TASK REQUIREMENTS
Show, in full, each line of the data that contains "count".

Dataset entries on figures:
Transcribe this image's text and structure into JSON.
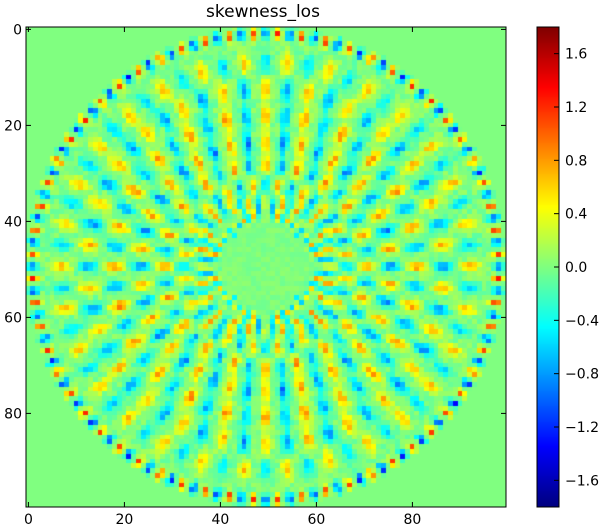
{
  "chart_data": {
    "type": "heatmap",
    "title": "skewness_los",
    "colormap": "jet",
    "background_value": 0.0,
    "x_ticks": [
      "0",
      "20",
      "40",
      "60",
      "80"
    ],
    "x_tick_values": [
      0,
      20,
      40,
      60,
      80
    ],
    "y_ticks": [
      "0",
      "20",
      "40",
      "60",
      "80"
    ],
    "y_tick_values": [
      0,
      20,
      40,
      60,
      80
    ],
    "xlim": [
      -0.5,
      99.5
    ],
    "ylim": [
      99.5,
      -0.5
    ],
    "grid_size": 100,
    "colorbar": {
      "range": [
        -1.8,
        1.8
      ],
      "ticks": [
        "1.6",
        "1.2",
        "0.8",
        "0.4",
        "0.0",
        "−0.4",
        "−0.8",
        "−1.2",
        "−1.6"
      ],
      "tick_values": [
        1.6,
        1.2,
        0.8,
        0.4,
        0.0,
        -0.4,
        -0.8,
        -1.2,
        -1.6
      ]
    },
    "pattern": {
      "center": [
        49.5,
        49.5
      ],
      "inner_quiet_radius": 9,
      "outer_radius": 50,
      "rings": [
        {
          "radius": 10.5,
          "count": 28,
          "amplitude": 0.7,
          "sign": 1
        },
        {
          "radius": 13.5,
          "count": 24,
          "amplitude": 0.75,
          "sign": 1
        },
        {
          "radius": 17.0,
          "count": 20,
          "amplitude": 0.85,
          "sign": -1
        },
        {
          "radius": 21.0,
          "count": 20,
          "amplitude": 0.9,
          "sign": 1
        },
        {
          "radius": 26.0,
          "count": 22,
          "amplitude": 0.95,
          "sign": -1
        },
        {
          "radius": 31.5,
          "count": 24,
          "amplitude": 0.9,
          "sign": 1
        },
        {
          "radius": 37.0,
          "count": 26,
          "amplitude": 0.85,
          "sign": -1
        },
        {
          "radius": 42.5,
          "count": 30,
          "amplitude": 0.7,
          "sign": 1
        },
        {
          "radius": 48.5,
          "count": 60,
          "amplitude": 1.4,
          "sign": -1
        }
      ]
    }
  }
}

EXPECTED OUTPUT
          "count": 28,
          "count": 24,
          "count": 20,
          "count": 20,
          "count": 22,
          "count": 24,
          "count": 26,
          "count": 30,
          "count": 60,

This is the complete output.